**Task to carry out**
Find each line with the word "morning" and copy it.

BEGIN Material shown

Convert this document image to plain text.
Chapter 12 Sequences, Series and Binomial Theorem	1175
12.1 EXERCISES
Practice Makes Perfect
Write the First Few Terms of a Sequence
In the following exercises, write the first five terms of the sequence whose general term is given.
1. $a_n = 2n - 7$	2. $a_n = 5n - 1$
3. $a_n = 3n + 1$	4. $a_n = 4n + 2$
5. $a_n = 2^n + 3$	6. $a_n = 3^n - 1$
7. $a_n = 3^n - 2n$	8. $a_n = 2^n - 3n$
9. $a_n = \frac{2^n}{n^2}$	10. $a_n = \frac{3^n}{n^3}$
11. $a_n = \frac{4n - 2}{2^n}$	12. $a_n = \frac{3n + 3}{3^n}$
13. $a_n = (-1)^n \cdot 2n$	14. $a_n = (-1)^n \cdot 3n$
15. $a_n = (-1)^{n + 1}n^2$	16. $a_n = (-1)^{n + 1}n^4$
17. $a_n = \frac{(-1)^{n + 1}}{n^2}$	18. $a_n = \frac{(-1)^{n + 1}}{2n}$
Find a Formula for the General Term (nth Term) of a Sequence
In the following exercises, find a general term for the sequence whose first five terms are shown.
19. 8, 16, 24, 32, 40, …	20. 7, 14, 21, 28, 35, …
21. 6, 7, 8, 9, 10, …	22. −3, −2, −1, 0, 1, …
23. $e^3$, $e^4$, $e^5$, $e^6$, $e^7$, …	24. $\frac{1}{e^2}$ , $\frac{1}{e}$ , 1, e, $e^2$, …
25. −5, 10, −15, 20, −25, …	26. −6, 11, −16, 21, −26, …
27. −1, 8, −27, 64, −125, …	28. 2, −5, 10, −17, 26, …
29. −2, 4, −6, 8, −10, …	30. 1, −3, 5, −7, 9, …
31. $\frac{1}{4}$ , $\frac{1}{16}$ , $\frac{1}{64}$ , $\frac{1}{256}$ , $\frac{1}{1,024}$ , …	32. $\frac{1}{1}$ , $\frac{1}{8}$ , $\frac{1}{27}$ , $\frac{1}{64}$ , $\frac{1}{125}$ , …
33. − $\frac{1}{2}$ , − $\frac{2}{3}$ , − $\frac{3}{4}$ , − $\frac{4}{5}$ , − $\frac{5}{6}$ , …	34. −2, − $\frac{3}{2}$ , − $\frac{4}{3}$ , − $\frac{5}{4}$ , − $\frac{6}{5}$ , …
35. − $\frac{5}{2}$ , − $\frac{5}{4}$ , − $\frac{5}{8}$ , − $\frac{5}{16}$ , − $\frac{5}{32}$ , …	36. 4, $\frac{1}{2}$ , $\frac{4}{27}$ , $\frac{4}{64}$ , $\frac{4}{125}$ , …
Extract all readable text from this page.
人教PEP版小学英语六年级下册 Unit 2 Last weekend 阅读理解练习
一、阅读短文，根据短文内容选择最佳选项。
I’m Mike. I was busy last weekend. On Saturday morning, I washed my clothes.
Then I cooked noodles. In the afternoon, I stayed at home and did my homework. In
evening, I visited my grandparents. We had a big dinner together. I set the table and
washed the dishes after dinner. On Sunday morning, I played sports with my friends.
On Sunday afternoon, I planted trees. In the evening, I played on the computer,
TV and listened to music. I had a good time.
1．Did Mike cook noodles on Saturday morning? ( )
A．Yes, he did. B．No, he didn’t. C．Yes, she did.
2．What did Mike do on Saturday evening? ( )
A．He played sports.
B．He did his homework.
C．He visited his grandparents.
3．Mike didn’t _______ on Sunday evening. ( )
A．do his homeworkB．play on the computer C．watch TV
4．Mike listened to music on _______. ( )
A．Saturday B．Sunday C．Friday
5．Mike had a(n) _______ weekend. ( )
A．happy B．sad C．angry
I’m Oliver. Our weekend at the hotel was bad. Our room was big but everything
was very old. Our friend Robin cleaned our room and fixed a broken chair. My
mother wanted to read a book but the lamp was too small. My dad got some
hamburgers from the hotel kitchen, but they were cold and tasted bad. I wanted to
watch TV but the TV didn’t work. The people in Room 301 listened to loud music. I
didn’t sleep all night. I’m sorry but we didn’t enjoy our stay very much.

END Material shown

**Solution to the problem**
I’m Mike. I was busy last weekend. On Saturday morning, I washed my clothes.
washed the dishes after dinner. On Sunday morning, I played sports with my friends.
1．Did Mike cook noodles on Saturday morning? ( )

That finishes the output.